» STATED EXERCISE: Extract the complete listing and repeat it word for word.

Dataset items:
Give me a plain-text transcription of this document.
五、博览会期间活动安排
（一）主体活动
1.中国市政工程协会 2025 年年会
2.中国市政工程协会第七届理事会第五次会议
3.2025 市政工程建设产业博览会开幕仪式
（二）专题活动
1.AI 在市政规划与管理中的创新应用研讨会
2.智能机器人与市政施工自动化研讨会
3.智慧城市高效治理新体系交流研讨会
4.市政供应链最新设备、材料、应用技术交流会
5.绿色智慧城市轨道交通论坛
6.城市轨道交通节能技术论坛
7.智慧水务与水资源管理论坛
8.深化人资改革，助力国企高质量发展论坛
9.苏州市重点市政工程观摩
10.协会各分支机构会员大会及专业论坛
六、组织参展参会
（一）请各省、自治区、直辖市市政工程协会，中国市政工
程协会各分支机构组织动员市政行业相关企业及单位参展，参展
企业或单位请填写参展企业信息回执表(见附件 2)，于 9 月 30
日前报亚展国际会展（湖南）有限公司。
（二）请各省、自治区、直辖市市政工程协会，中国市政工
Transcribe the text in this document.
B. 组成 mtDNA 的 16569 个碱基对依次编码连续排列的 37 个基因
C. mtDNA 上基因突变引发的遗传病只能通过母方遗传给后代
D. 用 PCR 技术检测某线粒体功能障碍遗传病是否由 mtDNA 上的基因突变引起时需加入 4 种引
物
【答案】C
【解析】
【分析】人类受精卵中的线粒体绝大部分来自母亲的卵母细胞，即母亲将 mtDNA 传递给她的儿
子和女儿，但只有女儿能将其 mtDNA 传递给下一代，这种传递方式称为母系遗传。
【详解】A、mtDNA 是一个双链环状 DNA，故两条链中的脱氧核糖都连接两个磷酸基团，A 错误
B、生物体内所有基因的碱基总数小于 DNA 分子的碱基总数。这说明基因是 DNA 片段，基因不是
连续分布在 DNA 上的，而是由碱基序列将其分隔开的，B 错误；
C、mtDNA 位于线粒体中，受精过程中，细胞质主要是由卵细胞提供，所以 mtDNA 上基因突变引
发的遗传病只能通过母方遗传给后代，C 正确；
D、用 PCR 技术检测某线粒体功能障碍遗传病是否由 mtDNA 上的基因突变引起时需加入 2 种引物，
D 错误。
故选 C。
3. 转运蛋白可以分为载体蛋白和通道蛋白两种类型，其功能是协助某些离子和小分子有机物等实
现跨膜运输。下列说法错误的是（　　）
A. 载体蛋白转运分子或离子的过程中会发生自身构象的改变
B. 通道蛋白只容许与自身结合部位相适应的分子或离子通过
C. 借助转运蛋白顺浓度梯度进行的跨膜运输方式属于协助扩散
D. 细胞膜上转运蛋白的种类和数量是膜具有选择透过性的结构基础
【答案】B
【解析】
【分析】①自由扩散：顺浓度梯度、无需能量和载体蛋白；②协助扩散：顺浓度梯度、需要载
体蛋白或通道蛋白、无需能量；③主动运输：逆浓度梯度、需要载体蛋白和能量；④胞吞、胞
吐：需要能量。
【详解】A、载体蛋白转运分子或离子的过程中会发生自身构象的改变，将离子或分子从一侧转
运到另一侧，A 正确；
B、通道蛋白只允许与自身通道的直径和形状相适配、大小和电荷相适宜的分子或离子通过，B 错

» RIGHT ANSWER:
Give me a plain-text transcription of this document.
五、博览会期间活动安排
（一）主体活动
1.中国市政工程协会 2025 年年会
2.中国市政工程协会第七届理事会第五次会议
3.2025 市政工程建设产业博览会开幕仪式
（二）专题活动
1.AI 在市政规划与管理中的创新应用研讨会
2.智能机器人与市政施工自动化研讨会
3.智慧城市高效治理新体系交流研讨会
4.市政供应链最新设备、材料、应用技术交流会
5.绿色智慧城市轨道交通论坛
6.城市轨道交通节能技术论坛
7.智慧水务与水资源管理论坛
8.深化人资改革，助力国企高质量发展论坛
9.苏州市重点市政工程观摩
10.协会各分支机构会员大会及专业论坛
六、组织参展参会
（一）请各省、自治区、直辖市市政工程协会，中国市政工
程协会各分支机构组织动员市政行业相关企业及单位参展，参展
企业或单位请填写参展企业信息回执表(见附件 2)，于 9 月 30
日前报亚展国际会展（湖南）有限公司。
（二）请各省、自治区、直辖市市政工程协会，中国市政工
Transcribe the text in this document.
B. 组成 mtDNA 的 16569 个碱基对依次编码连续排列的 37 个基因
C. mtDNA 上基因突变引发的遗传病只能通过母方遗传给后代
D. 用 PCR 技术检测某线粒体功能障碍遗传病是否由 mtDNA 上的基因突变引起时需加入 4 种引
物
【答案】C
【解析】
【分析】人类受精卵中的线粒体绝大部分来自母亲的卵母细胞，即母亲将 mtDNA 传递给她的儿
子和女儿，但只有女儿能将其 mtDNA 传递给下一代，这种传递方式称为母系遗传。
【详解】A、mtDNA 是一个双链环状 DNA，故两条链中的脱氧核糖都连接两个磷酸基团，A 错误
B、生物体内所有基因的碱基总数小于 DNA 分子的碱基总数。这说明基因是 DNA 片段，基因不是
连续分布在 DNA 上的，而是由碱基序列将其分隔开的，B 错误；
C、mtDNA 位于线粒体中，受精过程中，细胞质主要是由卵细胞提供，所以 mtDNA 上基因突变引
发的遗传病只能通过母方遗传给后代，C 正确；
D、用 PCR 技术检测某线粒体功能障碍遗传病是否由 mtDNA 上的基因突变引起时需加入 2 种引物，
D 错误。
故选 C。
3. 转运蛋白可以分为载体蛋白和通道蛋白两种类型，其功能是协助某些离子和小分子有机物等实
现跨膜运输。下列说法错误的是（　　）
A. 载体蛋白转运分子或离子的过程中会发生自身构象的改变
B. 通道蛋白只容许与自身结合部位相适应的分子或离子通过
C. 借助转运蛋白顺浓度梯度进行的跨膜运输方式属于协助扩散
D. 细胞膜上转运蛋白的种类和数量是膜具有选择透过性的结构基础
【答案】B
【解析】
【分析】①自由扩散：顺浓度梯度、无需能量和载体蛋白；②协助扩散：顺浓度梯度、需要载
体蛋白或通道蛋白、无需能量；③主动运输：逆浓度梯度、需要载体蛋白和能量；④胞吞、胞
吐：需要能量。
【详解】A、载体蛋白转运分子或离子的过程中会发生自身构象的改变，将离子或分子从一侧转
运到另一侧，A 正确；
B、通道蛋白只允许与自身通道的直径和形状相适配、大小和电荷相适宜的分子或离子通过，B 错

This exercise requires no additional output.